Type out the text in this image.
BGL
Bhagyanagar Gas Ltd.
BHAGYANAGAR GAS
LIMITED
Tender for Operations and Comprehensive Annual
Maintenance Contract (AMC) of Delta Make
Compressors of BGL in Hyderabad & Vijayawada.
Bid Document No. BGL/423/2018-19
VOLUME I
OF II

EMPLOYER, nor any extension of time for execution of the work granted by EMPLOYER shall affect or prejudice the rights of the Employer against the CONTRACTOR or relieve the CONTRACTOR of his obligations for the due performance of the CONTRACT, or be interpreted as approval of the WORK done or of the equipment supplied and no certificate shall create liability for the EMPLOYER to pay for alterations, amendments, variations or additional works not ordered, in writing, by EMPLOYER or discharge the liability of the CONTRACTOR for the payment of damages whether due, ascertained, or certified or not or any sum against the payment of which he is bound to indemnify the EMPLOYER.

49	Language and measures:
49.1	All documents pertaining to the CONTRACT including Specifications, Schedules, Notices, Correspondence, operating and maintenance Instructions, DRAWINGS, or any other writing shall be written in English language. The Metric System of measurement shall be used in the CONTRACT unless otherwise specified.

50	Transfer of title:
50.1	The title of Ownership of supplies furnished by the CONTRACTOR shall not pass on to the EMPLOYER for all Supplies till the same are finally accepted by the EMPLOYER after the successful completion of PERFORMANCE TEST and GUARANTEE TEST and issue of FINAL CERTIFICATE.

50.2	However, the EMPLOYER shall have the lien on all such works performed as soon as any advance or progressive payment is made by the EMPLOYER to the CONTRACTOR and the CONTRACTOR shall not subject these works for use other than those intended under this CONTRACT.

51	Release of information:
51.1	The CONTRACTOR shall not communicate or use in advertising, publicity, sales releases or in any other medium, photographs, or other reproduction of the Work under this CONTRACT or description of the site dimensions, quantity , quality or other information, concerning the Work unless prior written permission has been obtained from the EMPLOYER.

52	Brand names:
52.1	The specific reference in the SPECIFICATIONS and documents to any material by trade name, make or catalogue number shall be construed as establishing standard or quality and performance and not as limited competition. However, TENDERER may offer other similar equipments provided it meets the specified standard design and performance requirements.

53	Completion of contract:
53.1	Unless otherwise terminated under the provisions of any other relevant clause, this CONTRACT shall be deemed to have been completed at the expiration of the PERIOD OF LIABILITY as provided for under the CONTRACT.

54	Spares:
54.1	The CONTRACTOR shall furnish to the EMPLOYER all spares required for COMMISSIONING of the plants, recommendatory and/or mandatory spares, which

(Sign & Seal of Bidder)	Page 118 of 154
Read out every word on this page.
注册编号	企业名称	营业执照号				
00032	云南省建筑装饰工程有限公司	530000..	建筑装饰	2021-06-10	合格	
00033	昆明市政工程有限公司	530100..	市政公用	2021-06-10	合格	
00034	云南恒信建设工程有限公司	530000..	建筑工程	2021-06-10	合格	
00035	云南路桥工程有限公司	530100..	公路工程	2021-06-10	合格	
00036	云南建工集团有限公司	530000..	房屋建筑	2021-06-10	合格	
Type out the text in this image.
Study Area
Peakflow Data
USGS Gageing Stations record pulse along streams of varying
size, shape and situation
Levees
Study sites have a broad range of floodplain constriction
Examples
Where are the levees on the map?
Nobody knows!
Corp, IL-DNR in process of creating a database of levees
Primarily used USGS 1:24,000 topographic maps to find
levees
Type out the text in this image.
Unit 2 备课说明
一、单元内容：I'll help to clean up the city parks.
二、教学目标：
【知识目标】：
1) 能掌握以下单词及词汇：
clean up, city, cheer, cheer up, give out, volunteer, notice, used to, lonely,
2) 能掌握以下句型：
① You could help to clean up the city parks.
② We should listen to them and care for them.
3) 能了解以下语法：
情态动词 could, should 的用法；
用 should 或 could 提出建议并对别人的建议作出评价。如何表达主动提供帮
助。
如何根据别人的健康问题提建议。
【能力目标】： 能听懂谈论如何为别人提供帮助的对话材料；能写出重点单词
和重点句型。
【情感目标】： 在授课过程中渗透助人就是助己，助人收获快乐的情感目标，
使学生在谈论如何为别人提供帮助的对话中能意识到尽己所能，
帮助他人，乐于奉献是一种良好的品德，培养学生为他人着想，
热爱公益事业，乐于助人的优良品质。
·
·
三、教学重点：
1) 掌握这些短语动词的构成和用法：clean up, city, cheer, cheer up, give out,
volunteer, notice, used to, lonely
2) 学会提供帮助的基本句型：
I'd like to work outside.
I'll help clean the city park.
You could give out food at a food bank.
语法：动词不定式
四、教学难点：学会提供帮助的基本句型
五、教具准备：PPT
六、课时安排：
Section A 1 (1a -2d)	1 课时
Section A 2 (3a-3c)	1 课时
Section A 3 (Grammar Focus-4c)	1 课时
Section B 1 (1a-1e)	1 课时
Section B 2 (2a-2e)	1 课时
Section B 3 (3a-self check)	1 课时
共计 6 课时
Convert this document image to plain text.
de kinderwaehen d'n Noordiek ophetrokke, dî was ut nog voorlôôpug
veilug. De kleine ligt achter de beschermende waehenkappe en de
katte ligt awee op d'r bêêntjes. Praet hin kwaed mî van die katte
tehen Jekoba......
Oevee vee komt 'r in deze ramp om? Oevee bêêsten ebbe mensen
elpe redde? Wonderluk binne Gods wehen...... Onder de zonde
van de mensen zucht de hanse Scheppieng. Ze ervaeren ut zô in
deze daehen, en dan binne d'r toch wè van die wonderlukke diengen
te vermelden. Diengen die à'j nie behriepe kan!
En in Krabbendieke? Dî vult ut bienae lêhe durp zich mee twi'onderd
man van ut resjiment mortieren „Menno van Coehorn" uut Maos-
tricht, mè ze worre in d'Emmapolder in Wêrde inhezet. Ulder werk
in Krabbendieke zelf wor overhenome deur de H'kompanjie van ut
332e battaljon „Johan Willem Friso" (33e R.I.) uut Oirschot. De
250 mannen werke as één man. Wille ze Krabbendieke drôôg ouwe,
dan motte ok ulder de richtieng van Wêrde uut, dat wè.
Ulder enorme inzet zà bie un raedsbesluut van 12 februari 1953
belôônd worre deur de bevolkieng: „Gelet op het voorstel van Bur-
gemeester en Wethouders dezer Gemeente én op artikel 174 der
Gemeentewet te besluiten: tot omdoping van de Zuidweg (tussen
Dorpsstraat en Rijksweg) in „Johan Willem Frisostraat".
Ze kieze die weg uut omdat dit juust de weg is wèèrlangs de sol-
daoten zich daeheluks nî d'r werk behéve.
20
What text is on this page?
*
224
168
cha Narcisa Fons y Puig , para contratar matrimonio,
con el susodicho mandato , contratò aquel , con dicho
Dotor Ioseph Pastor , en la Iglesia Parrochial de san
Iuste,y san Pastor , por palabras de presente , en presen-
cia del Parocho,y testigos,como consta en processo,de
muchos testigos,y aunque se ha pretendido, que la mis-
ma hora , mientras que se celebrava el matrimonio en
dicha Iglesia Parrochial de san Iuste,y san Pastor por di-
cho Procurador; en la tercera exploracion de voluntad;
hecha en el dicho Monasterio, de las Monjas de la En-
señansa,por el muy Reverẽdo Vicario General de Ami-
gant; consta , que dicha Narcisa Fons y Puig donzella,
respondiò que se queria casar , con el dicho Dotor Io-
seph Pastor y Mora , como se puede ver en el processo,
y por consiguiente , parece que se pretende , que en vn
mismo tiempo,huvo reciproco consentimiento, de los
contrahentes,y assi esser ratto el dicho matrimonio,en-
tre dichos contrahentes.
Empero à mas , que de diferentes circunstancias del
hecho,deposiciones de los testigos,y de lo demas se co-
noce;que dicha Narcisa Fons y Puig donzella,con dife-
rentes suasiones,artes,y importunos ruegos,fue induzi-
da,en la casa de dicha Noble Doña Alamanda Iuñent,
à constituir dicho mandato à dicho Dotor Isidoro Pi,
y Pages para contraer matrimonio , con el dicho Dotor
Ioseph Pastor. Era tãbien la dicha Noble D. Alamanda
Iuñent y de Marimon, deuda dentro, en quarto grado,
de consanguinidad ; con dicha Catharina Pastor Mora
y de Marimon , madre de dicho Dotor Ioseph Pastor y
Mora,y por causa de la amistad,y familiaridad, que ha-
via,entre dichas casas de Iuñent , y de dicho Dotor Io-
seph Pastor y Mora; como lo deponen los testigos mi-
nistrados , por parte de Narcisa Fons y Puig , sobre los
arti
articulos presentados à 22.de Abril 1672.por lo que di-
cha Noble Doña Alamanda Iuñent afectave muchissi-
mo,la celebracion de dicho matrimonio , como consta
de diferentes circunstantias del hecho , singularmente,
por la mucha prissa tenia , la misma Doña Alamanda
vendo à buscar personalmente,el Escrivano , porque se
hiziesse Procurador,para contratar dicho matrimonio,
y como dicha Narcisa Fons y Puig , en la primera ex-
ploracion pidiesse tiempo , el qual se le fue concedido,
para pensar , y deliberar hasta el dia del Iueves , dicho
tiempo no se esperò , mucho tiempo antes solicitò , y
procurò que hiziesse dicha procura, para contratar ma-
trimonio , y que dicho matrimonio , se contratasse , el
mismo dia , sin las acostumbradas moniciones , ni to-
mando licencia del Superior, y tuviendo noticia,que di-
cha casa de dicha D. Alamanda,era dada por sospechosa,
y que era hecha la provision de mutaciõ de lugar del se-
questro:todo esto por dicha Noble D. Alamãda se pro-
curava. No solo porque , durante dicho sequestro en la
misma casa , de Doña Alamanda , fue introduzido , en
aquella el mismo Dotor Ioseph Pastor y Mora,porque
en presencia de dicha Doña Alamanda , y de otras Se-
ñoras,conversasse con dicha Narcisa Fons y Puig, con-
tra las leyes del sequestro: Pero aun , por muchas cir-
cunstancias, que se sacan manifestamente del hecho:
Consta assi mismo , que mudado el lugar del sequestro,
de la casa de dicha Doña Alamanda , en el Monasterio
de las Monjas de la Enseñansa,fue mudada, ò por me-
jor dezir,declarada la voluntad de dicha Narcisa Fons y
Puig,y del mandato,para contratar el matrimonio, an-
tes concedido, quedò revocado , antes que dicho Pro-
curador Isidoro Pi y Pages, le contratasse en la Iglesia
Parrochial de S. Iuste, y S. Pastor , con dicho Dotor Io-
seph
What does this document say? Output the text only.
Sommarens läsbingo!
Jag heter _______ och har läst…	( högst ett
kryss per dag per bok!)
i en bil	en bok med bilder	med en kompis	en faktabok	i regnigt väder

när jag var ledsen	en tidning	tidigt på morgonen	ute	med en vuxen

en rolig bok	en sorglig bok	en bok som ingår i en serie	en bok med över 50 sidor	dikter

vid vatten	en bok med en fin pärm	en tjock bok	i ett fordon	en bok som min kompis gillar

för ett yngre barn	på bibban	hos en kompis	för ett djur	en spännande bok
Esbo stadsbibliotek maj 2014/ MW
************
Task prompt
Go through the material above and copy each line that has the word "misma".

Solved exercise
por la mucha prissa tenia , la misma Doña Alamanda
misma casa , de Doña Alamanda , fue introduzido , en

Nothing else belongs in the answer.